■ **Bacaan**:
Jumat, 15 Oktober 2010

Pedagang Kaki Lima, antara Ada dan Tiada

Sulaiman merupakan PKL yang berjualan di samping Wisma Mandiri. Di atas trotoar jalan yang menghubungkan Jalan Sabang dengan Jalan MH Th amrin itu, tiap hari ia menjajakan casing dan sarung ponsel.

Ia mengatakan sebelum berdagang di samping Wisma Mandiri setahun lalu, dirinya kerap mengalami penertiban oleh Satuan Polisi Pamong Praja (Satpol PP). Namun kini, lokasi itu sudah resmi diakui pemerintah kota Jakarta Pusat sebagai lokasi berdagang PKL.

“Kalau ada penertiban, saya harus tutup dulu. Besok sudah bisa jualan lagi. Dulu di sini, pedagang bikin tenda sendiri, tapi tidak teratur. Beda dengan sekarang, pakai awning (kanopi) dan lebih bersih,”ujarnya.

Tiap bulan ia harus membayar 250 ribu rupiah ke pihak pengelola. Menurutnya, besaran retribusi itu tidak masalah, asal dirinya mendapat jaminan berdagang di situ dengan tanpa rasa khawatir digusur.

Pengamat UMKM (usaha menengah, kecil dan mikro), Rusman Hakim, mengatakan pedagang kaki lima termasuk kategori usaha mikro. Menurutnya, ada dua kategori UMKM, yaitu usaha menengah dan kecil serta usaha mikro.

PKL termasuk yang mikro karena dari sisi permodalan, jumlahnya kecil dan masuk strata paling bawah. Besaran modalnya, dikatakan Rusman, di bawah dua juta rupiah untuk ukuran saat ini.

“Karena nilai rupiah kan berubah-ubah, tiap tahun mengalami inflasi. Sebenarnya tidak ada batasan besaran modalnya, tapi saat ini kira-kira besarnya segitu,” ujarnya.

Rusman menuturkan usaha PKL, seperti usaha UMKM lainnya, adalah jenis usaha yang tahan terhadap krisis eknomi. Seperti yang dibuktikan pada krisis ekonomi 1997 lalu, mereka tetap eksis.

Hal itu, jelasnya, disebabkan PKL jarang yang berutang ke bank, tidak seperti perusahaan besar. Kalaupun berutang, ujarnya, jumlahnya tidak besar sehingga masih bisa membayar karena mereka disiplin membayar utang tepat waktu.

Rusman menyatakan PKL membutuhkan permodalan untuk mengembangkan usahanya. Banyak dari mereka yang penghasilannya hanya untuk memenuhi kebutuhan hidup, dan tidak ada yang disisihkan untuk modal pengembangan usaha.

Namun, selain permodalan, mereka perlu disediakan tempat yang khusus, baik dari pemerintah maupun pihak swasta.

Sikap Tegas

Menurut pengamat tata kota, Nirwono Joga, selama ini keberadaan PKL tidak diakui. “Keberadaan mereka antara ada dan tiada. Tiada karena mereka tidak memunyai tempat khusus, sedangkan kenyataannya mereka ada di pedestrian,” tuturnya.

■ **Tugas A**: Sebutkan semua nama orang yang muncul dalam bacaan tentang pedagang kaki lima.

■ **Data Ekstraksi**:
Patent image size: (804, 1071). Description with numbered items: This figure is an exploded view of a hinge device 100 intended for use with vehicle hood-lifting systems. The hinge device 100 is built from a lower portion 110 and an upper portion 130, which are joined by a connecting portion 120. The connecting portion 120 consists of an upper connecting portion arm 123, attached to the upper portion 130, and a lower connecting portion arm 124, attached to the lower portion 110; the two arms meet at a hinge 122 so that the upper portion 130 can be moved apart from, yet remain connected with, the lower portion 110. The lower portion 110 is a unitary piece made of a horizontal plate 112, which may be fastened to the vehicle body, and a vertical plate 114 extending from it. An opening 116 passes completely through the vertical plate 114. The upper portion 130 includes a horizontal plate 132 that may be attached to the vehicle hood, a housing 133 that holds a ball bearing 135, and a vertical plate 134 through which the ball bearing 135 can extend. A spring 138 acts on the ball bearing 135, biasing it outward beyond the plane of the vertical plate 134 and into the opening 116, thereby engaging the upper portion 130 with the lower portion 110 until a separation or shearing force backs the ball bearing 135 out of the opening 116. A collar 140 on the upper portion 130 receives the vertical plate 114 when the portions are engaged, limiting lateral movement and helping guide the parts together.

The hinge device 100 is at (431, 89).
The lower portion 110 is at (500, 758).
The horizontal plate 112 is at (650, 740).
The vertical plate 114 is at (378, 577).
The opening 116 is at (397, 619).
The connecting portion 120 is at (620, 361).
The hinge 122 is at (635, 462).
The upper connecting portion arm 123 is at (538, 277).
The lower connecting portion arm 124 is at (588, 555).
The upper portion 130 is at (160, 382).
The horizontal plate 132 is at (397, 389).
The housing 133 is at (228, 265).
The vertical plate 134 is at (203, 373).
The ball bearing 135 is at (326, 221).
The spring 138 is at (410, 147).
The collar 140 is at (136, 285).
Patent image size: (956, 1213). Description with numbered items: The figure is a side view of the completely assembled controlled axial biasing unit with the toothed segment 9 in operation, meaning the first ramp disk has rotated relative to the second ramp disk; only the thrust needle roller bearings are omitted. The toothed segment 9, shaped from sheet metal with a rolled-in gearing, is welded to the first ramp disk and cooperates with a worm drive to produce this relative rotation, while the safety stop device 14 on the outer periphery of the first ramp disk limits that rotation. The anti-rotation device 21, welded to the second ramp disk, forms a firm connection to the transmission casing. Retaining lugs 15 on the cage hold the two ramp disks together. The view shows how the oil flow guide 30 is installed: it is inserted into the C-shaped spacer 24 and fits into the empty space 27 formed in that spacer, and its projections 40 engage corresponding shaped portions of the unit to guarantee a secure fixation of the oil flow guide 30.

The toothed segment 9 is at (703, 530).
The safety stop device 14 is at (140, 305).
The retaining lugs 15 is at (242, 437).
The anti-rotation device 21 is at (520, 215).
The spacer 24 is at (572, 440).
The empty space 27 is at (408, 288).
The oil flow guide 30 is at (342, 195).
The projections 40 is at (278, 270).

■ **Tugas B**: Hitung ada berapa baris yang memuat kata "connecting". Huruf besar dan kecil dibedakan, dan jawab dengan angkanya saja.

■ **Hasil A**: Sulaiman, Rusman Hakim, Nirwono Joga

■ **Hasil B**: 4